# Directive
Look through the lines below and extract each one that contains "text".

BEGIN Records provided

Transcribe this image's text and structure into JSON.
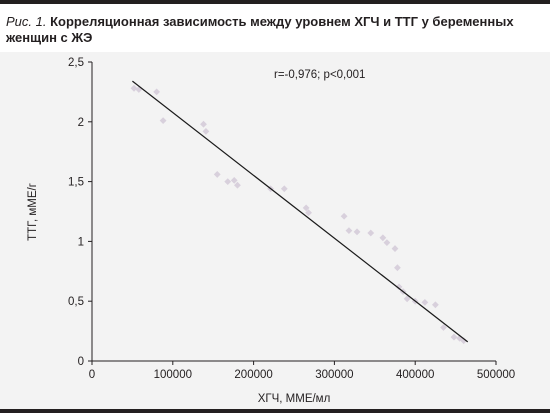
{
  "caption": {
    "prefix": "Рис. 1.",
    "text": "Корреляционная зависимость между уровнем ХГЧ и ТТГ у беременных женщин с ЖЭ"
  },
  "chart_data": {
    "type": "scatter",
    "xlabel": "ХГЧ, ММЕ/мл",
    "ylabel": "ТТГ, мМЕ/г",
    "annotation": "r=-0,976; p<0,001",
    "xlim": [
      0,
      500000
    ],
    "ylim": [
      0,
      2.5
    ],
    "xticks": [
      0,
      100000,
      200000,
      300000,
      400000,
      500000
    ],
    "xtick_labels": [
      "0",
      "100000",
      "200000",
      "300000",
      "400000",
      "500000"
    ],
    "yticks": [
      0,
      0.5,
      1,
      1.5,
      2,
      2.5
    ],
    "ytick_labels": [
      "0",
      "0,5",
      "1",
      "1,5",
      "2",
      "2,5"
    ],
    "grid": false,
    "point_color": "#d8d0dc",
    "line_color": "#1a1a1a",
    "series": [
      {
        "values": [
          [
            52000,
            2.28
          ],
          [
            58000,
            2.27
          ],
          [
            80000,
            2.25
          ],
          [
            88000,
            2.01
          ],
          [
            138000,
            1.98
          ],
          [
            141000,
            1.92
          ],
          [
            155000,
            1.56
          ],
          [
            168000,
            1.5
          ],
          [
            176000,
            1.51
          ],
          [
            180000,
            1.47
          ],
          [
            221000,
            1.44
          ],
          [
            238000,
            1.44
          ],
          [
            265000,
            1.28
          ],
          [
            268000,
            1.24
          ],
          [
            312000,
            1.21
          ],
          [
            318000,
            1.09
          ],
          [
            328000,
            1.08
          ],
          [
            345000,
            1.07
          ],
          [
            360000,
            1.03
          ],
          [
            365000,
            0.99
          ],
          [
            375000,
            0.94
          ],
          [
            378000,
            0.78
          ],
          [
            380000,
            0.62
          ],
          [
            385000,
            0.58
          ],
          [
            390000,
            0.52
          ],
          [
            400000,
            0.5
          ],
          [
            412000,
            0.49
          ],
          [
            425000,
            0.47
          ],
          [
            435000,
            0.28
          ],
          [
            448000,
            0.2
          ],
          [
            455000,
            0.19
          ],
          [
            460000,
            0.17
          ]
        ]
      }
    ],
    "trendline": {
      "x": [
        50000,
        465000
      ],
      "y": [
        2.34,
        0.16
      ]
    }
  }
}
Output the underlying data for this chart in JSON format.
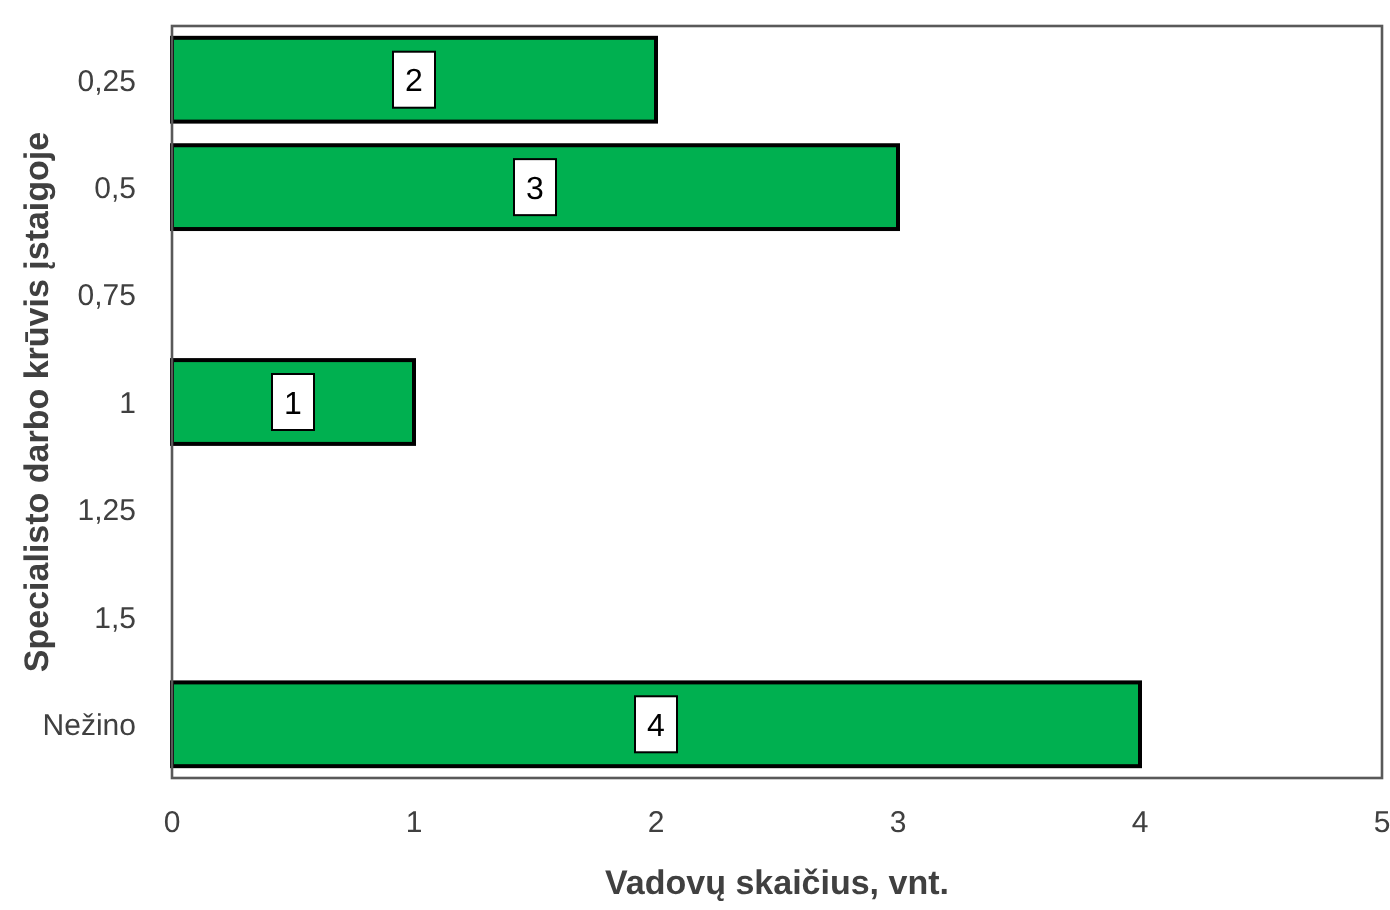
{
  "chart_data": {
    "type": "bar",
    "orientation": "horizontal",
    "xlabel": "Vadovų skaičius, vnt.",
    "ylabel": "Specialisto darbo krūvis įstaigoje",
    "categories": [
      "0,25",
      "0,5",
      "0,75",
      "1",
      "1,25",
      "1,5",
      "Nežino"
    ],
    "values": [
      2,
      3,
      null,
      1,
      null,
      null,
      4
    ],
    "color": "#00b050",
    "xlim": [
      0,
      5
    ],
    "xticks": [
      0,
      1,
      2,
      3,
      4,
      5
    ],
    "grid": false,
    "data_labels": true
  }
}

END Records provided

# Problem solution
Transcribe this image's text and structure into JSON.
    "text": "Корреляционная зависимость между уровнем ХГЧ и ТТГ у беременных женщин с ЖЭ"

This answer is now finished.